> [Direction]
Drop the pictures from the entries below, then reproduce the rest exactly.

> [Information supplied]

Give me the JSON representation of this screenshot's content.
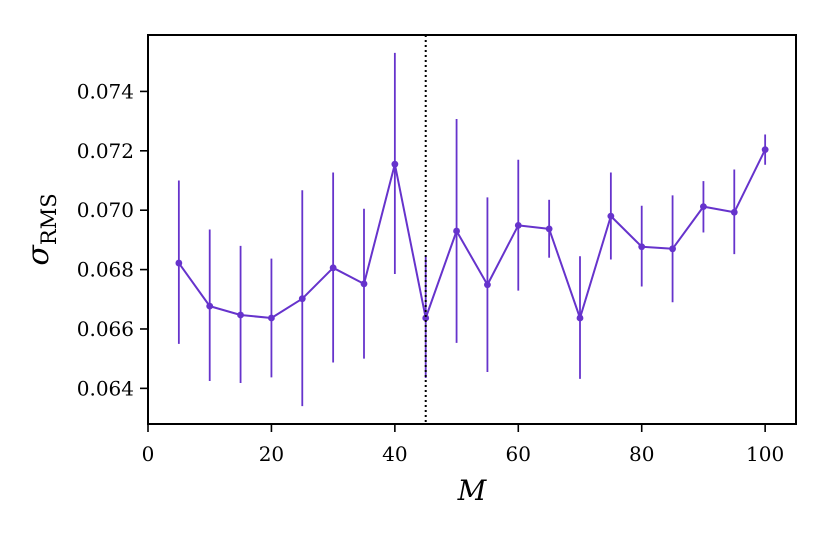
{
  "chart_data": {
    "type": "line",
    "title": "",
    "xlabel": "M",
    "ylabel": {
      "main": "σ",
      "sub": "RMS"
    },
    "xlim": [
      0,
      105
    ],
    "ylim": [
      0.0628,
      0.0759
    ],
    "x_ticks": [
      0,
      20,
      40,
      60,
      80,
      100
    ],
    "x_tick_labels": [
      "0",
      "20",
      "40",
      "60",
      "80",
      "100"
    ],
    "y_ticks": [
      0.064,
      0.066,
      0.068,
      0.07,
      0.072,
      0.074
    ],
    "y_tick_labels": [
      "0.064",
      "0.066",
      "0.068",
      "0.070",
      "0.072",
      "0.074"
    ],
    "grid": false,
    "colors": {
      "series": "#6633cc",
      "marker_line": "#000000"
    },
    "series": [
      {
        "x": [
          5,
          10,
          15,
          20,
          25,
          30,
          35,
          40,
          45,
          50,
          55,
          60,
          65,
          70,
          75,
          80,
          85,
          90,
          95,
          100
        ],
        "y": [
          0.06822,
          0.06677,
          0.06647,
          0.06637,
          0.06702,
          0.06806,
          0.06752,
          0.07155,
          0.06637,
          0.0693,
          0.06749,
          0.06949,
          0.06937,
          0.06637,
          0.0698,
          0.06877,
          0.0687,
          0.07012,
          0.06993,
          0.07204
        ],
        "y_low": [
          0.0655,
          0.06425,
          0.06418,
          0.06437,
          0.0634,
          0.06487,
          0.065,
          0.06785,
          0.06435,
          0.06553,
          0.06455,
          0.06729,
          0.0684,
          0.06432,
          0.06834,
          0.06743,
          0.0669,
          0.06925,
          0.06852,
          0.07153
        ],
        "y_high": [
          0.071,
          0.06935,
          0.0688,
          0.06837,
          0.07067,
          0.07127,
          0.07005,
          0.0753,
          0.06845,
          0.07307,
          0.07043,
          0.0717,
          0.07035,
          0.06845,
          0.07127,
          0.07015,
          0.0705,
          0.07098,
          0.07137,
          0.07255
        ]
      }
    ],
    "reference_line": {
      "x": 45,
      "style": "dotted"
    }
  }
}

> [Solution to this task]
Give me the JSON representation of this screenshot's content.
{
  "chart_data": {
    "type": "line",
    "title": "",
    "xlabel": "M",
    "ylabel": {
      "main": "σ",
      "sub": "RMS"
    },
    "xlim": [
      0,
      105
    ],
    "ylim": [
      0.0628,
      0.0759
    ],
    "x_ticks": [
      0,
      20,
      40,
      60,
      80,
      100
    ],
    "x_tick_labels": [
      "0",
      "20",
      "40",
      "60",
      "80",
      "100"
    ],
    "y_ticks": [
      0.064,
      0.066,
      0.068,
      0.07,
      0.072,
      0.074
    ],
    "y_tick_labels": [
      "0.064",
      "0.066",
      "0.068",
      "0.070",
      "0.072",
      "0.074"
    ],
    "grid": false,
    "colors": {
      "series": "#6633cc",
      "marker_line": "#000000"
    },
    "series": [
      {
        "x": [
          5,
          10,
          15,
          20,
          25,
          30,
          35,
          40,
          45,
          50,
          55,
          60,
          65,
          70,
          75,
          80,
          85,
          90,
          95,
          100
        ],
        "y": [
          0.06822,
          0.06677,
          0.06647,
          0.06637,
          0.06702,
          0.06806,
          0.06752,
          0.07155,
          0.06637,
          0.0693,
          0.06749,
          0.06949,
          0.06937,
          0.06637,
          0.0698,
          0.06877,
          0.0687,
          0.07012,
          0.06993,
          0.07204
        ],
        "y_low": [
          0.0655,
          0.06425,
          0.06418,
          0.06437,
          0.0634,
          0.06487,
          0.065,
          0.06785,
          0.06435,
          0.06553,
          0.06455,
          0.06729,
          0.0684,
          0.06432,
          0.06834,
          0.06743,
          0.0669,
          0.06925,
          0.06852,
          0.07153
        ],
        "y_high": [
          0.071,
          0.06935,
          0.0688,
          0.06837,
          0.07067,
          0.07127,
          0.07005,
          0.0753,
          0.06845,
          0.07307,
          0.07043,
          0.0717,
          0.07035,
          0.06845,
          0.07127,
          0.07015,
          0.0705,
          0.07098,
          0.07137,
          0.07255
        ]
      }
    ],
    "reference_line": {
      "x": 45,
      "style": "dotted"
    }
  }
}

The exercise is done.